* Extrait du texte
Ce groupe de travail, constitué d'une vingtaine de membres, a été composé avec le souci d'assurer à la fois une représentation équilibrée des différents groupes politiques du Sénat, ainsi que des deux commissions et de la délégation concernées. En outre, afin de favoriser un échange de vues le plus large possible, l'ensemble des membres de ces trois instances ont été invités à prendre part à ses travaux.
Entre le 29 mai 2012 et le 7 juin 2012, le groupe de travail a auditionné une cinquantaine de personnes impliquées du fait de leurs fonctions, de leur profession ou de leur engagement dans la lutte contre le harcèlement sexuel : associations de défense des droits des femmes apportant leur aide aux victimes, syndicats du secteur privé et de la fonction publique, représentants du patronat, représentants des magistrats, représentants de la profession d'avocat, responsables des principales administrations concernées. Le groupe a également entendu le Défenseur des droits et le procureur de la République près le tribunal de grande instance de Paris.
Ces auditions ont permis au groupe de travail, au cours des deux réunions qu'il a tenues les 7 et 12 juin 2012, de définir un certain nombre de points d'accord et d'identifier quelques difficultés.
1. Un rappel des deux définitions de référence
Les sept propositions de loi et le projet déposé par le Gouvernement s'inspirent, dans des proportions variables, des deux définitions du harcèlement sexuel données respectivement par une série de directives européennes et par l'article 222-33 du code pénal français, dans sa rédaction antérieure à la réforme de 2002.
• La définition du code pénal en 1998
Dans sa rédaction issue de la loi n° 98-468 du 17 juin 1998, l'article 222-33 du code pénal était ainsi rédigé : « Le fait de harceler autrui en donnant des ordres, proférant des menaces, imposant des contraintes ou exerçant des pressions graves dans le but d'obtenir des faveurs de nature sexuelle est puni d'un an d'emprisonnement et de 100 000 F d'amende » .

* Travail demandé
**1.** Reproduisez mot pour mot le passage de l'extrait sur le harcèlement sexuel qui commence à « Entre le 29 » et se termine à « d'identifier quelques difficultés. ».
**2.** Indiquez, s'il vous plaît, si chacune des affirmations suivantes concorde avec l'extrait sur le harcèlement sexuel. Répondez par oui ou non et citez à l'identique les mots de l'extrait qui tranchent. (a) Le groupe de travail a tenu deux réunions, les 7 et 12 juin 2012. (b) Le groupe de travail a auditionné une centaine de personnes. (c) Dans sa rédaction de 1998, l'article 222-33 du code pénal prévoyait deux ans d'emprisonnement.
Le listing qui suit est un matériau distinct de l'extrait.

Données de disposition spatiale:
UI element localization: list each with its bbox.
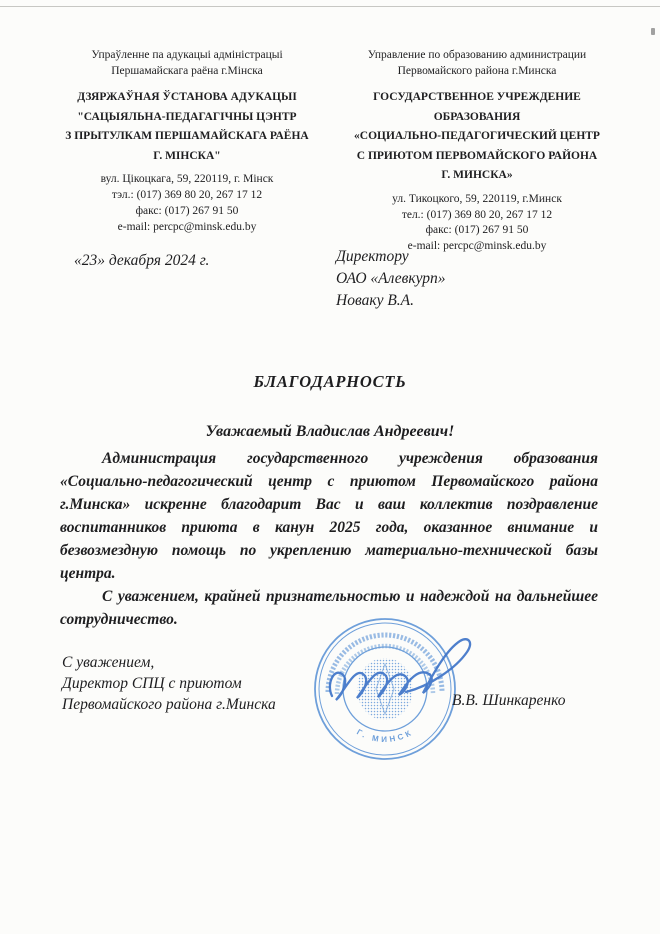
svg-text:Г. МИНСК: Г. МИНСК <box>355 727 415 744</box>
letterhead: Упраўленне па адукацыі адміністрацыі Пер… <box>52 48 612 255</box>
body-text: Администрация государственного учреждени… <box>60 447 598 631</box>
letterhead-right-column: Управление по образованию администрации … <box>338 48 612 255</box>
org-line: Г. МІНСКА" <box>52 147 322 167</box>
document-date: «23» декабря 2024 г. <box>74 252 209 270</box>
recipient-line: Новаку В.А. <box>336 290 446 312</box>
authority-name-ru: Управление по образованию администрации … <box>342 48 612 79</box>
organization-name-ru: ГОСУДАРСТВЕННОЕ УЧРЕЖДЕНИЕ ОБРАЗОВАНИЯ «… <box>342 88 612 186</box>
org-line: ГОСУДАРСТВЕННОЕ УЧРЕЖДЕНИЕ ОБРАЗОВАНИЯ <box>342 88 612 127</box>
org-line: З ПРЫТУЛКАМ ПЕРШАМАЙСКАГА РАЁНА <box>52 127 322 147</box>
organization-name-by: ДЗЯРЖАЎНАЯ ЎСТАНОВА АДУКАЦЫІ "САЦЫЯЛЬНА-… <box>52 88 322 166</box>
org-line: Г. МИНСКА» <box>342 166 612 186</box>
fax-line: факс: (017) 267 91 50 <box>52 204 322 220</box>
salutation: Уважаемый Владислав Андреевич! <box>0 423 660 441</box>
handwritten-signature <box>318 628 483 723</box>
fax-line: факс: (017) 267 91 50 <box>342 223 612 239</box>
authority-line: Першамайскага раёна г.Мінска <box>52 64 322 80</box>
phone-line: тел.: (017) 369 80 20, 267 17 12 <box>342 208 612 224</box>
org-line: "САЦЫЯЛЬНА-ПЕДАГАГІЧНЫ ЦЭНТР <box>52 108 322 128</box>
contacts-by: вул. Цікоцкага, 59, 220119, г. Мінск тэл… <box>52 172 322 235</box>
authority-line: Первомайского района г.Минска <box>342 64 612 80</box>
recipient-line: Директору <box>336 246 446 268</box>
phone-line: тэл.: (017) 369 80 20, 267 17 12 <box>52 188 322 204</box>
address-line: ул. Тикоцкого, 59, 220119, г.Минск <box>342 192 612 208</box>
address-line: вул. Цікоцкага, 59, 220119, г. Мінск <box>52 172 322 188</box>
letterhead-left-column: Упраўленне па адукацыі адміністрацыі Пер… <box>52 48 338 255</box>
org-line: «СОЦИАЛЬНО-ПЕДАГОГИЧЕСКИЙ ЦЕНТР <box>342 127 612 147</box>
scan-edge-artifact <box>0 6 660 7</box>
authority-name-by: Упраўленне па адукацыі адміністрацыі Пер… <box>52 48 322 79</box>
body-paragraph: С уважением, крайней признательностью и … <box>60 585 598 631</box>
closing-line: С уважением, <box>62 652 276 673</box>
authority-line: Упраўленне па адукацыі адміністрацыі <box>52 48 322 64</box>
org-line: С ПРИЮТОМ ПЕРВОМАЙСКОГО РАЙОНА <box>342 147 612 167</box>
scanned-letter-page: Упраўленне па адукацыі адміністрацыі Пер… <box>0 0 660 934</box>
document-title: БЛАГОДАРНОСТЬ <box>0 372 660 392</box>
closing-block: С уважением, Директор СПЦ с приютом Перв… <box>62 652 276 715</box>
closing-line: Первомайского района г.Минска <box>62 694 276 715</box>
recipient-line: ОАО «Алевкурп» <box>336 268 446 290</box>
email-line: e-mail: percpc@minsk.edu.by <box>52 220 322 236</box>
authority-line: Управление по образованию администрации <box>342 48 612 64</box>
stamp-bottom-text: Г. МИНСК <box>355 727 415 744</box>
org-line: ДЗЯРЖАЎНАЯ ЎСТАНОВА АДУКАЦЫІ <box>52 88 322 108</box>
scan-speck-artifact <box>651 28 655 35</box>
closing-line: Директор СПЦ с приютом <box>62 673 276 694</box>
body-paragraph: Администрация государственного учреждени… <box>60 447 598 585</box>
recipient-block: Директору ОАО «Алевкурп» Новаку В.А. <box>336 246 446 312</box>
signature-scribble-icon <box>318 628 483 723</box>
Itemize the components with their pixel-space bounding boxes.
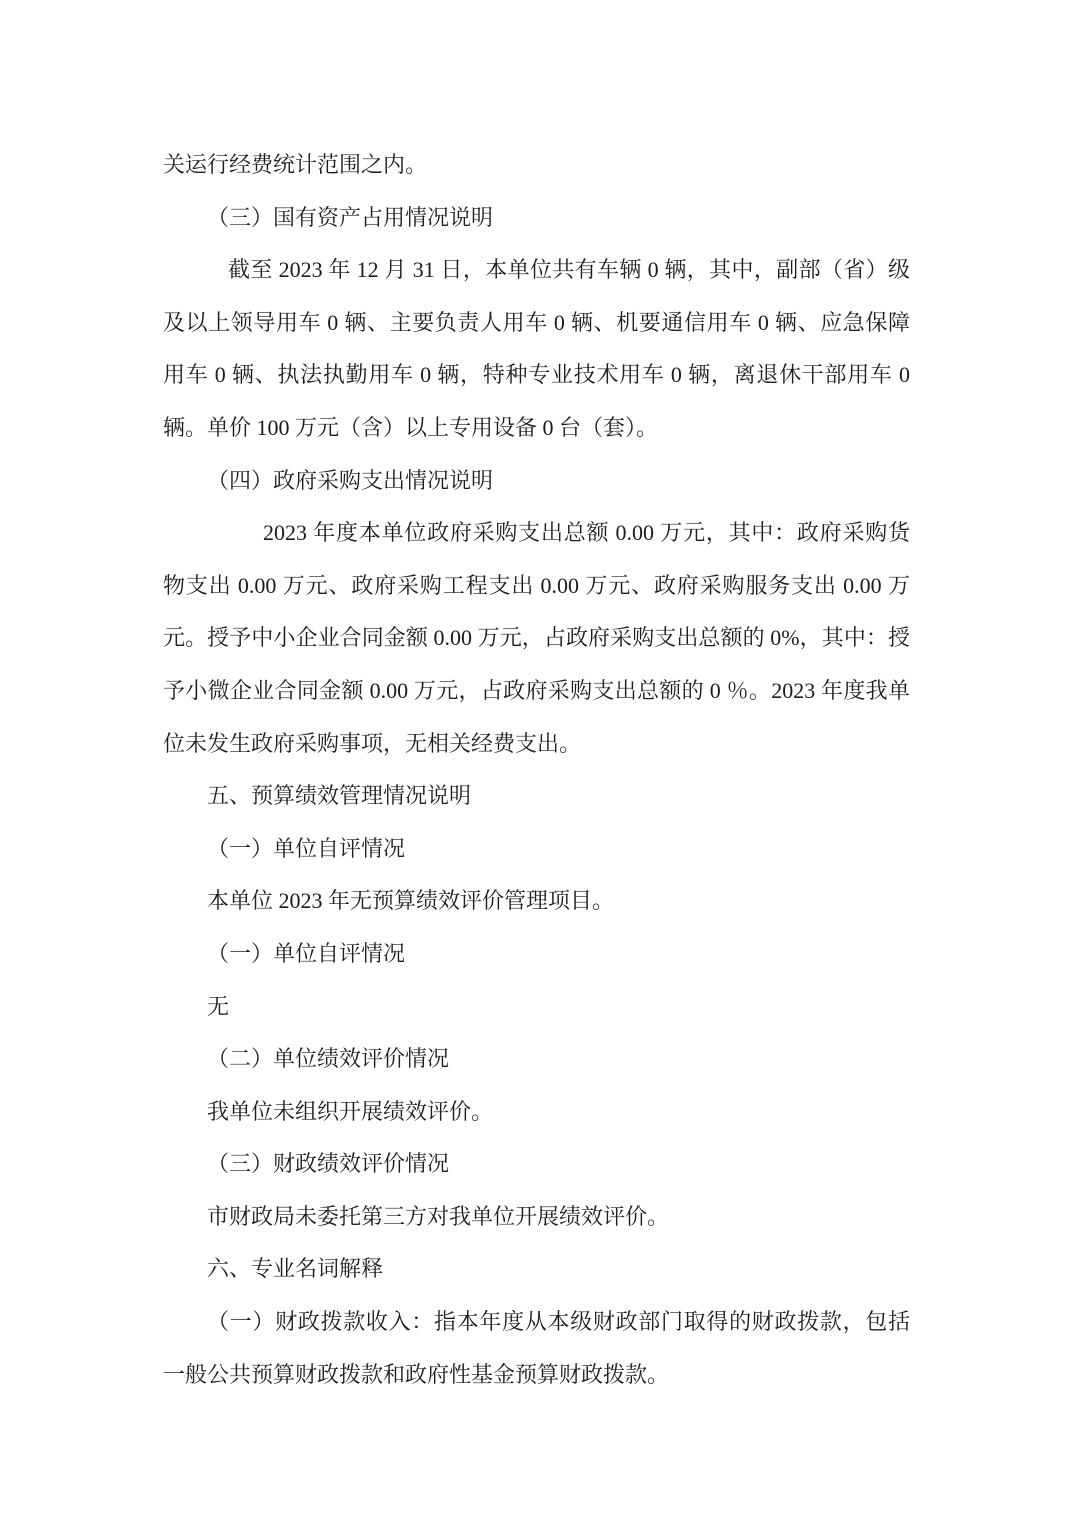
para-fiscal-appropriation-definition: （一）财政拨款收入：指本年度从本级财政部门取得的财政拨款，包括一般公共预算财政拨… <box>163 1296 910 1401</box>
para-unit-performance-evaluation: 我单位未组织开展绩效评价。 <box>163 1086 910 1139</box>
heading-self-evaluation: （一）单位自评情况 <box>163 823 910 876</box>
heading-budget-performance: 五、预算绩效管理情况说明 <box>163 770 910 823</box>
para-none: 无 <box>163 981 910 1034</box>
heading-self-evaluation-2: （一）单位自评情况 <box>163 928 910 981</box>
heading-unit-performance-evaluation: （二）单位绩效评价情况 <box>163 1033 910 1086</box>
document-page: 关运行经费统计范围之内。 （三）国有资产占用情况说明 截至 2023 年 12 … <box>0 0 1074 1520</box>
para-fiscal-performance-evaluation: 市财政局未委托第三方对我单位开展绩效评价。 <box>163 1191 910 1244</box>
para-continuation-operating-funds: 关运行经费统计范围之内。 <box>163 139 910 192</box>
heading-fiscal-performance-evaluation: （三）财政绩效评价情况 <box>163 1138 910 1191</box>
para-self-evaluation: 本单位 2023 年无预算绩效评价管理项目。 <box>163 875 910 928</box>
heading-state-assets: （三）国有资产占用情况说明 <box>163 192 910 245</box>
para-gov-procurement-detail: 2023 年度本单位政府采购支出总额 0.00 万元，其中：政府采购货物支出 0… <box>163 507 910 770</box>
heading-gov-procurement: （四）政府采购支出情况说明 <box>163 455 910 508</box>
para-state-assets-detail: 截至 2023 年 12 月 31 日，本单位共有车辆 0 辆，其中，副部（省）… <box>163 244 910 454</box>
heading-terminology: 六、专业名词解释 <box>163 1243 910 1296</box>
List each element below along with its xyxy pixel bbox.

* Résultats
**1.**
Entre le 29 mai 2012 et le 7 juin 2012, le groupe de travail a auditionné une cinquantaine de personnes impliquées du fait de leurs fonctions, de leur profession ou de leur engagement dans la lutte contre le harcèlement sexuel : associations de défense des droits des femmes apportant leur aide aux victimes, syndicats du secteur privé et de la fonction publique, représentants du patronat, représentants des magistrats, représentants de la profession d'avocat, responsables des principales administrations concernées. Le groupe a également entendu le Défenseur des droits et le procureur de la République près le tribunal de grande instance de Paris.
Ces auditions ont permis au groupe de travail, au cours des deux réunions qu'il a tenues les 7 et 12 juin 2012, de définir un certain nombre de points d'accord et d'identifier quelques difficultés.

**2.**
(a) Oui : « au cours des deux réunions qu'il a tenues les 7 et 12 juin 2012 ».
(b) Non : « le groupe de travail a auditionné une cinquantaine de personnes ».
(c) Non : « est puni d'un an d'emprisonnement ».